Task brief: Give back the full listing verbatim, apart from its images.

Entries from a dataset

★ ★ ★

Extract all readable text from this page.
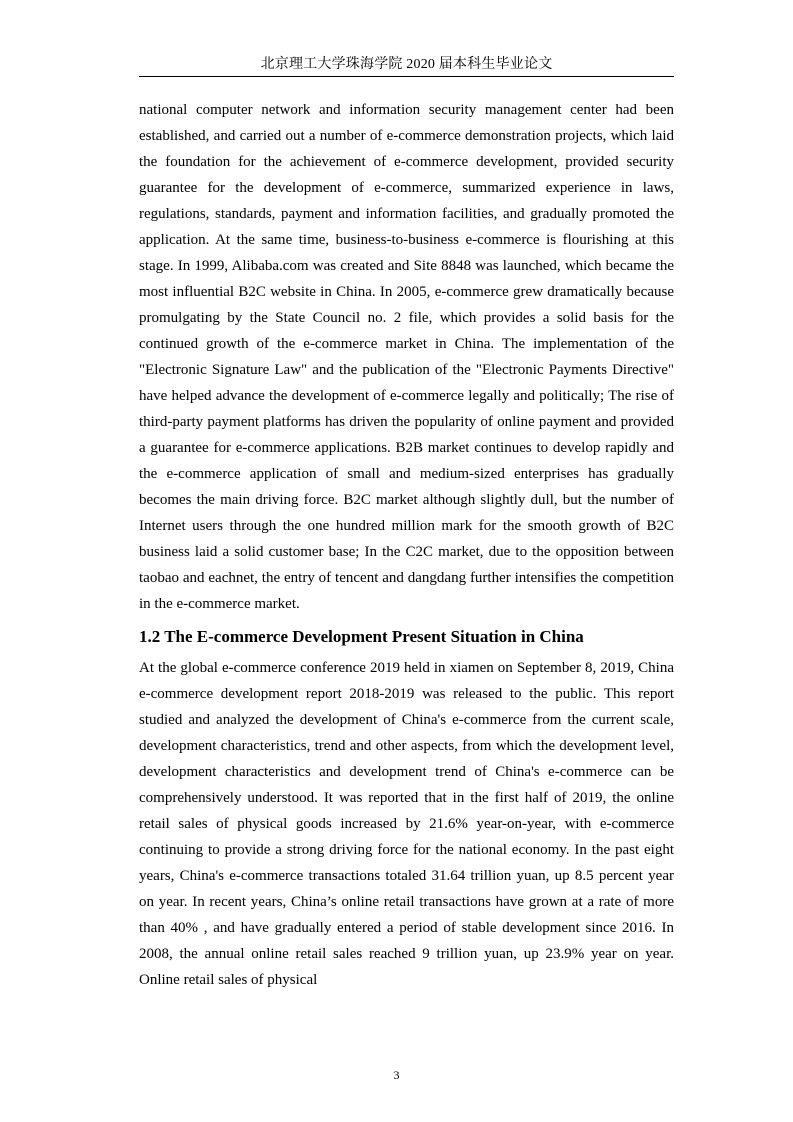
北京理工大学珠海学院 2020 届本科生毕业论文

national computer network and information security management center had been established, and carried out a number of e-commerce demonstration projects, which laid the foundation for the achievement of e-commerce development, provided security guarantee for the development of e-commerce, summarized experience in laws, regulations, standards, payment and information facilities, and gradually promoted the application. At the same time, business-to-business e-commerce is flourishing at this stage. In 1999, Alibaba.com was created and Site 8848 was launched, which became the most influential B2C website in China. In 2005, e-commerce grew dramatically because promulgating by the State Council no. 2 file, which provides a solid basis for the continued growth of the e-commerce market in China. The implementation of the "Electronic Signature Law" and the publication of the "Electronic Payments Directive" have helped advance the development of e-commerce legally and politically; The rise of third-party payment platforms has driven the popularity of online payment and provided a guarantee for e-commerce applications. B2B market continues to develop rapidly and the e-commerce application of small and medium-sized enterprises has gradually becomes the main driving force. B2C market although slightly dull, but the number of Internet users through the one hundred million mark for the smooth growth of B2C business laid a solid customer base; In the C2C market, due to the opposition between taobao and eachnet, the entry of tencent and dangdang further intensifies the competition in the e-commerce market.

1.2 The E-commerce Development Present Situation in China

At the global e-commerce conference 2019 held in xiamen on September 8, 2019, China e-commerce development report 2018-2019 was released to the public. This report studied and analyzed the development of China's e-commerce from the current scale, development characteristics, trend and other aspects, from which the development level, development characteristics and development trend of China's e-commerce can be comprehensively understood. It was reported that in the first half of 2019, the online retail sales of physical goods increased by 21.6% year-on-year, with e-commerce continuing to provide a strong driving force for the national economy. In the past eight years, China's e-commerce transactions totaled 31.64 trillion yuan, up 8.5 percent year on year. In recent years, China’s online retail transactions have grown at a rate of more than 40% , and have gradually entered a period of stable development since 2016. In 2008, the annual online retail sales reached 9 trillion yuan, up 23.9% year on year. Online retail sales of physical

3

★ ★ ★

Expected answer:
Extract all readable text from this page.
北京理工大学珠海学院 2020 届本科生毕业论文

national computer network and information security management center had been established, and carried out a number of e-commerce demonstration projects, which laid the foundation for the achievement of e-commerce development, provided security guarantee for the development of e-commerce, summarized experience in laws, regulations, standards, payment and information facilities, and gradually promoted the application. At the same time, business-to-business e-commerce is flourishing at this stage. In 1999, Alibaba.com was created and Site 8848 was launched, which became the most influential B2C website in China. In 2005, e-commerce grew dramatically because promulgating by the State Council no. 2 file, which provides a solid basis for the continued growth of the e-commerce market in China. The implementation of the "Electronic Signature Law" and the publication of the "Electronic Payments Directive" have helped advance the development of e-commerce legally and politically; The rise of third-party payment platforms has driven the popularity of online payment and provided a guarantee for e-commerce applications. B2B market continues to develop rapidly and the e-commerce application of small and medium-sized enterprises has gradually becomes the main driving force. B2C market although slightly dull, but the number of Internet users through the one hundred million mark for the smooth growth of B2C business laid a solid customer base; In the C2C market, due to the opposition between taobao and eachnet, the entry of tencent and dangdang further intensifies the competition in the e-commerce market.

1.2 The E-commerce Development Present Situation in China

At the global e-commerce conference 2019 held in xiamen on September 8, 2019, China e-commerce development report 2018-2019 was released to the public. This report studied and analyzed the development of China's e-commerce from the current scale, development characteristics, trend and other aspects, from which the development level, development characteristics and development trend of China's e-commerce can be comprehensively understood. It was reported that in the first half of 2019, the online retail sales of physical goods increased by 21.6% year-on-year, with e-commerce continuing to provide a strong driving force for the national economy. In the past eight years, China's e-commerce transactions totaled 31.64 trillion yuan, up 8.5 percent year on year. In recent years, China’s online retail transactions have grown at a rate of more than 40% , and have gradually entered a period of stable development since 2016. In 2008, the annual online retail sales reached 9 trillion yuan, up 23.9% year on year. Online retail sales of physical

3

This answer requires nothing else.